AIM A —
Answer these questions from the report on the Publishers' Forum, each on its own line:
(i) Which city hosted the forum?
(ii) What was the forum's focus?
(iii) What title does the report give Viviane Reding?
AIM B — Please explain in one to three sentences what role Viviane Reding gives the journalist, and why, according to the report on the Publishers' Forum.
AIM C — Carry on the report on the Publishers' Forum from its last sentence.

PAGE —
-----

12 December 2007
"The role of the journalist is key in bringing trusted information to readers… Print media is going to be the most trusted media in the future," predicted Information Society Commissioner Viviane Reding at the annual Publishers’ Forum in Brussels.
European publishers shared a platform with the European Commission at the Publishers’ Forum, a platform provided as an open change of views between publishers and Commission officials.
The focus was on the reality and challenges of digital publishing.
Commissioner Reding said current copyright legislation was designed for traditional media but that the imminent Communication on Online Media would consider copyright for digital publishing.
In her speech she said: "for the first time, an electronic communications package includes specific requirements for network operators and users to respect copyright law and I hope it will send a signal across the whole industry at a critical time."

-----

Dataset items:
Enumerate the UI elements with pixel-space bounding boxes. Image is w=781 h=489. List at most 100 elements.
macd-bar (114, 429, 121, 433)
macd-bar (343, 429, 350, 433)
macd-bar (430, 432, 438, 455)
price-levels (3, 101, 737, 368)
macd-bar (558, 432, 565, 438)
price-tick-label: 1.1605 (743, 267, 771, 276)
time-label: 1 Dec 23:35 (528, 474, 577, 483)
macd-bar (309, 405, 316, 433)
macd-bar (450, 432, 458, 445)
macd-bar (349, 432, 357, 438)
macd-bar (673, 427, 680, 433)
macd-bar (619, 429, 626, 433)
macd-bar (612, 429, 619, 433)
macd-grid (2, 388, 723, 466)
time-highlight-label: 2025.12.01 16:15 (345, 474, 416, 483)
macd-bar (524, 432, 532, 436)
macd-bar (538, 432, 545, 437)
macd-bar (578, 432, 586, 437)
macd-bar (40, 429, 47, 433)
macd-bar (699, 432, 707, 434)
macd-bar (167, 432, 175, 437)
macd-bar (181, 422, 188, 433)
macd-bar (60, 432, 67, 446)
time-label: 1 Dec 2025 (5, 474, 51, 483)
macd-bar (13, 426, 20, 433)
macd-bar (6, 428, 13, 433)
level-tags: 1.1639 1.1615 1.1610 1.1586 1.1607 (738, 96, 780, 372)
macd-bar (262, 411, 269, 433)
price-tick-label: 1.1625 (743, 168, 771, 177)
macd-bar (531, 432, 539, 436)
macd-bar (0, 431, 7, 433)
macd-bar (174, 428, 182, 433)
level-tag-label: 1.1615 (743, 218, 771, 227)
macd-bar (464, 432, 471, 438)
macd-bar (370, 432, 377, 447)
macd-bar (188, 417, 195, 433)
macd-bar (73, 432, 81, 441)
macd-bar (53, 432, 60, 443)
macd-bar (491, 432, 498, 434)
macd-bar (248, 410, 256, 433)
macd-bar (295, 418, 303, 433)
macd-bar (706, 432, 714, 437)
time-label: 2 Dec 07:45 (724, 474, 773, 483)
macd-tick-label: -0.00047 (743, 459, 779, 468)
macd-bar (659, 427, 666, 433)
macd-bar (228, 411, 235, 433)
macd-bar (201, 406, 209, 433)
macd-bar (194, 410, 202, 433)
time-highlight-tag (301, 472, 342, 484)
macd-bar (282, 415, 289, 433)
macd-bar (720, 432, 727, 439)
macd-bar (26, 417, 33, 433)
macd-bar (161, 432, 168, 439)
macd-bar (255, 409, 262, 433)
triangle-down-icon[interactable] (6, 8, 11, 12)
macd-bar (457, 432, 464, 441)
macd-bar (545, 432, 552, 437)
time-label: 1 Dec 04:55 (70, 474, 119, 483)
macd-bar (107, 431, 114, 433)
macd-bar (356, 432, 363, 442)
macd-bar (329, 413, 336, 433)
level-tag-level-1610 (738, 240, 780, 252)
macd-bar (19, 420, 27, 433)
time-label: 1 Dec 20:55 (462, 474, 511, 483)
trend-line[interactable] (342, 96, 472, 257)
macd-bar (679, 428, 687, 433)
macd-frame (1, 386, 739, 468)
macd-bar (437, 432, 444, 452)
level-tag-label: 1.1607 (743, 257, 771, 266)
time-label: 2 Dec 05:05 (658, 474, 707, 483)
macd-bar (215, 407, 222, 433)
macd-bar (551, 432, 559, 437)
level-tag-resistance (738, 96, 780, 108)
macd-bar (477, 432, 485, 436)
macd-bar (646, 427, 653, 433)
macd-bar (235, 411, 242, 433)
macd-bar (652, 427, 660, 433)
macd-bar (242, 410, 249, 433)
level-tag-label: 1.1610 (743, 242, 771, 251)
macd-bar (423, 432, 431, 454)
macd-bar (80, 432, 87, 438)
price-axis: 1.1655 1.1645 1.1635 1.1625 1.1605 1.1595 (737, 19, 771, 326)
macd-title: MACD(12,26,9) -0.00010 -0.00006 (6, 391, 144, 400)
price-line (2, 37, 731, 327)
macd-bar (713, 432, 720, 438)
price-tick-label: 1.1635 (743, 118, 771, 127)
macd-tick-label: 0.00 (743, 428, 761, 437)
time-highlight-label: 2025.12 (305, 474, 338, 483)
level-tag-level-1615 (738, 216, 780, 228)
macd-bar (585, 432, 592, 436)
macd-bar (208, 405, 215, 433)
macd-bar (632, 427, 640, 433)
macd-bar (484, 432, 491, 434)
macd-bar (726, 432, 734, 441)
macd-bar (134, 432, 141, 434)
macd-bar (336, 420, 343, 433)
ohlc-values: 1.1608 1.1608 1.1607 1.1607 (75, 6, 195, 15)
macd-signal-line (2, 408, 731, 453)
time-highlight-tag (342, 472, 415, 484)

-----

EXPECTED OUTPUT A —
(i) Brussels
(ii) The reality and challenges of digital publishing
(iii) Information Society Commissioner

EXPECTED OUTPUT B — Reding calls the journalist's role key because journalists bring trusted information to readers. She ties this to her prediction that print media will be the most trusted media in the future.

EXPECTED OUTPUT C —
Referring to the electronic communications package, she added:"Copyright is a cornerstone of the information and knowledge-based society. That is why I introduced in the new framework an appropriate balance between ownership and access…But law cannot achieve everything alone. As you know, I am an enthusiastic follower of self- and co-regulation to prevent or to supplement legal provisions. I also believe that new technologies can support rights management and enforcement.Therefore, I am following the Automated Content Access Protocol (www.the-acap.org)project as one of many projects to ensure respect of copyright, with high interest and I very much hope that companies offering search engines will cooperate with ACAP. Here we have good possibilities for a win-win situation for all stakeholders, as publishers can link content with authorisations for access and use in a form that can easily be recognised and interpreted by a search engine crawler and thus helps avoid complex and costly legal disputes between content providers and search engines."
Francisco Pinto Balsemão, Chairman and CEO of Impresa SGPS, added that lack of copyright protection of online content meant there was no long-term incentive for publishers to innovate at a time when publishers are making more and more content available online to meet their readers'demands."
During a discussion on VAT, Anne Bergman Tahon, Director of the Federation of European Publishers (FEP), argued that VAT on online publications discouraged take up of online publications and that whilst the Commission was keen to encourage publishers to put their work online,they were failing to provide fiscal incentives for them to do so.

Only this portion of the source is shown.